-- BEGIN DATA TO PROCESS --

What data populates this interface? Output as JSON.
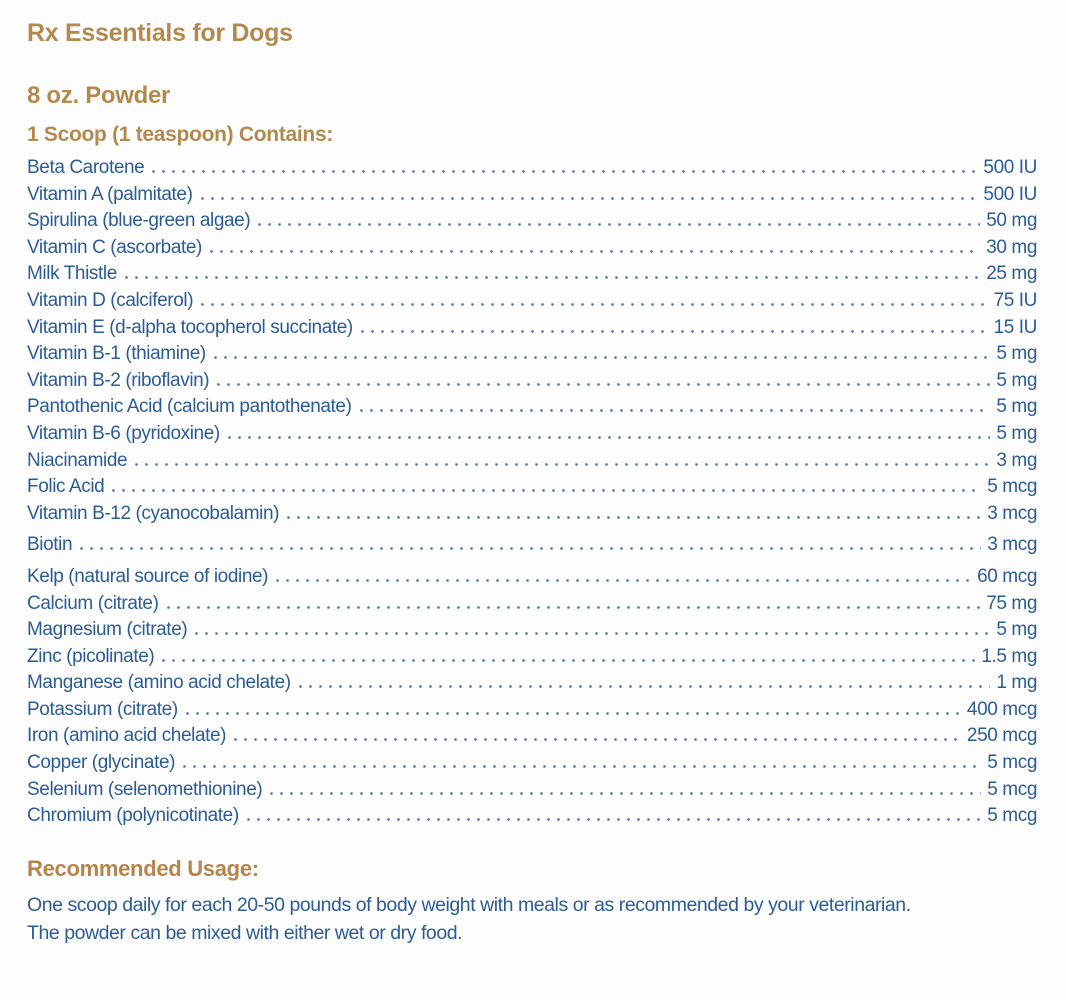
{
  "colors": {
    "heading_gold": "#b28a4f",
    "body_blue": "#2d5c95",
    "leader_dots": "#5f80aa",
    "background": "#fdfdfd"
  },
  "header": {
    "title": "Rx Essentials for Dogs",
    "size": "8 oz. Powder",
    "serving": "1 Scoop (1 teaspoon) Contains:"
  },
  "ingredients": [
    {
      "name": "Beta Carotene",
      "amount": "500 IU"
    },
    {
      "name": "Vitamin A (palmitate)",
      "amount": "500 IU"
    },
    {
      "name": "Spirulina (blue-green algae)",
      "amount": "50 mg"
    },
    {
      "name": "Vitamin C (ascorbate)",
      "amount": "30 mg"
    },
    {
      "name": "Milk Thistle",
      "amount": "25 mg"
    },
    {
      "name": "Vitamin D (calciferol)",
      "amount": "75 IU"
    },
    {
      "name": "Vitamin E (d-alpha tocopherol succinate)",
      "amount": "15 IU"
    },
    {
      "name": "Vitamin B-1 (thiamine)",
      "amount": "5 mg"
    },
    {
      "name": "Vitamin B-2 (riboflavin)",
      "amount": "5 mg"
    },
    {
      "name": "Pantothenic Acid (calcium pantothenate)",
      "amount": "5 mg"
    },
    {
      "name": "Vitamin B-6 (pyridoxine)",
      "amount": "5 mg"
    },
    {
      "name": "Niacinamide",
      "amount": "3 mg"
    },
    {
      "name": "Folic Acid",
      "amount": "5 mcg"
    },
    {
      "name": "Vitamin B-12 (cyanocobalamin)",
      "amount": "3 mcg"
    },
    {
      "name": "Biotin",
      "amount": "3 mcg"
    },
    {
      "name": "Kelp (natural source of iodine)",
      "amount": "60 mcg"
    },
    {
      "name": "Calcium (citrate)",
      "amount": "75 mg"
    },
    {
      "name": "Magnesium (citrate)",
      "amount": "5 mg"
    },
    {
      "name": "Zinc (picolinate)",
      "amount": "1.5 mg"
    },
    {
      "name": "Manganese (amino acid chelate)",
      "amount": "1 mg"
    },
    {
      "name": "Potassium (citrate)",
      "amount": "400 mcg"
    },
    {
      "name": "Iron (amino acid chelate)",
      "amount": "250 mcg"
    },
    {
      "name": "Copper (glycinate)",
      "amount": "5 mcg"
    },
    {
      "name": "Selenium (selenomethionine)",
      "amount": "5 mcg"
    },
    {
      "name": "Chromium (polynicotinate)",
      "amount": "5 mcg"
    }
  ],
  "usage": {
    "heading": "Recommended Usage:",
    "lines": [
      "One scoop daily for each 20-50 pounds of body weight with meals or as recommended by your veterinarian.",
      "The powder can be mixed with either wet or dry food."
    ]
  }
}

-- END DATA TO PROCESS --

* [YOUR INSTRUCTIONS]: Go through the entries above and copy every line containing "amino".

* [REPLY TO THE EXERCISE]:
      "name": "Manganese (amino acid chelate)",
      "name": "Iron (amino acid chelate)",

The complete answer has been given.